▶ _What is asked_: Copy each line of the records that holds the string "spell".

----

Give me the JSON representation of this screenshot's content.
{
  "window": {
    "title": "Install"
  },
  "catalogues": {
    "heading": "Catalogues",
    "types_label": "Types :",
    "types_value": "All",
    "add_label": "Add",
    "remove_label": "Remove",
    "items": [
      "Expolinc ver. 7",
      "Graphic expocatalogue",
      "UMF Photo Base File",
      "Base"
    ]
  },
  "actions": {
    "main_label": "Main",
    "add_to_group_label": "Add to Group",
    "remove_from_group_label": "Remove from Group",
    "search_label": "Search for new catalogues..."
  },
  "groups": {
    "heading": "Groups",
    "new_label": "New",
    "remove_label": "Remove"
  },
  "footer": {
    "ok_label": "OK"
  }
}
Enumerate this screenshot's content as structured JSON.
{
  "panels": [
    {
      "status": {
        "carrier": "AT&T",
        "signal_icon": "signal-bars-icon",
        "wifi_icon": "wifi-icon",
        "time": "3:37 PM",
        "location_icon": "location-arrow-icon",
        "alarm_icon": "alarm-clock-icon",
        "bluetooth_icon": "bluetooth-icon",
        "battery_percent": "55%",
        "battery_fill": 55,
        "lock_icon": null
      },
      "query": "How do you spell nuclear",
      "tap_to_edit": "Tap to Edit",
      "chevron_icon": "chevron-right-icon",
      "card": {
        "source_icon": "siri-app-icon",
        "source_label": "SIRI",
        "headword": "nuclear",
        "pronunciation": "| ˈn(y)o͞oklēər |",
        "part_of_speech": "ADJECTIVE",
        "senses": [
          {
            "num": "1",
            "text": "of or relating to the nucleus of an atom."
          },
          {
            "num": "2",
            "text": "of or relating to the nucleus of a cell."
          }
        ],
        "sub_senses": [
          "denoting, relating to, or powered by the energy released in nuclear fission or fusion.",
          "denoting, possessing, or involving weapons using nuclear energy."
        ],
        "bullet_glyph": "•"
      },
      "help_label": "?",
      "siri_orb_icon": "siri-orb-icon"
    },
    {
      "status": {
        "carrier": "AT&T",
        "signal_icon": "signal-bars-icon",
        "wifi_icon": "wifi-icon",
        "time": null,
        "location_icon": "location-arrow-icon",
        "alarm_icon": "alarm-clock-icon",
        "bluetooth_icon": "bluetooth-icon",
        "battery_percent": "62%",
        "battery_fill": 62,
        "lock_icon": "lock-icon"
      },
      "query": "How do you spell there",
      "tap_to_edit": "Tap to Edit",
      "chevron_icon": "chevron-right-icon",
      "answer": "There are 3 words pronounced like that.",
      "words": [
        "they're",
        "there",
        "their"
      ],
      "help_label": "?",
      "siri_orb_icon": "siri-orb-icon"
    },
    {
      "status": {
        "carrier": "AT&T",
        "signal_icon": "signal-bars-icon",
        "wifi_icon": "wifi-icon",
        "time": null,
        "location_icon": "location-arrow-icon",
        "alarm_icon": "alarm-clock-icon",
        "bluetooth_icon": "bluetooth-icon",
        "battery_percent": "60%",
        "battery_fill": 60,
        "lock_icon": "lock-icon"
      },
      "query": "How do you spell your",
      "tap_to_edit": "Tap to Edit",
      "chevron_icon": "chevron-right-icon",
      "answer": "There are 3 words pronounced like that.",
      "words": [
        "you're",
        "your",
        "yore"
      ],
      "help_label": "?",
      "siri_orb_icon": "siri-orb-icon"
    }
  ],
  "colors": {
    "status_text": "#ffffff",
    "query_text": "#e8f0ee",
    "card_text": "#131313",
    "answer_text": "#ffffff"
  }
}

----

▶ _Exercise result_:
      "query": "How do you spell nuclear",
      "query": "How do you spell there",
      "query": "How do you spell your",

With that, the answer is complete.